— Start THE DATA —
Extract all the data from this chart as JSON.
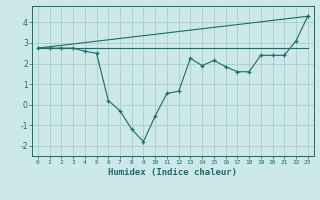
{
  "title": "",
  "xlabel": "Humidex (Indice chaleur)",
  "ylabel": "",
  "background_color": "#cde8e8",
  "grid_color": "#aed0d0",
  "line_color": "#1a6b6b",
  "xlim": [
    -0.5,
    23.5
  ],
  "ylim": [
    -2.5,
    4.8
  ],
  "yticks": [
    -2,
    -1,
    0,
    1,
    2,
    3,
    4
  ],
  "xticks": [
    0,
    1,
    2,
    3,
    4,
    5,
    6,
    7,
    8,
    9,
    10,
    11,
    12,
    13,
    14,
    15,
    16,
    17,
    18,
    19,
    20,
    21,
    22,
    23
  ],
  "line1_x": [
    0,
    23
  ],
  "line1_y": [
    2.75,
    2.75
  ],
  "line2_x": [
    0,
    23
  ],
  "line2_y": [
    2.75,
    4.3
  ],
  "line3_x": [
    0,
    1,
    2,
    3,
    4,
    5,
    6,
    7,
    8,
    9,
    10,
    11,
    12,
    13,
    14,
    15,
    16,
    17,
    18,
    19,
    20,
    21,
    22,
    23
  ],
  "line3_y": [
    2.75,
    2.75,
    2.75,
    2.75,
    2.6,
    2.5,
    0.2,
    -0.3,
    -1.2,
    -1.8,
    -0.55,
    0.55,
    0.65,
    2.25,
    1.9,
    2.15,
    1.85,
    1.6,
    1.6,
    2.4,
    2.4,
    2.4,
    3.1,
    4.3
  ]
}
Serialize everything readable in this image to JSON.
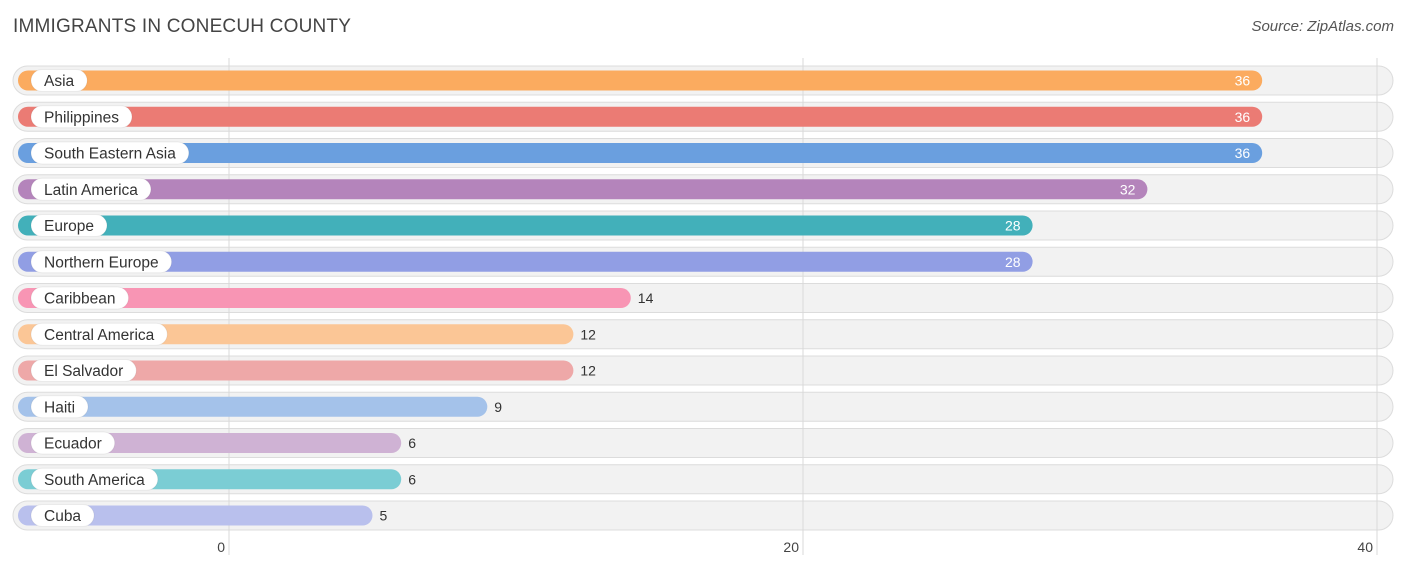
— End THE DATA —
• _REQUIREMENT_:
Check each line of the entries above for the word "this". List the ones that have it.

• _ANSWER TO THE EXERCISE_:
Extract all the data from this chart as JSON.
Serialize everything readable in this image to JSON.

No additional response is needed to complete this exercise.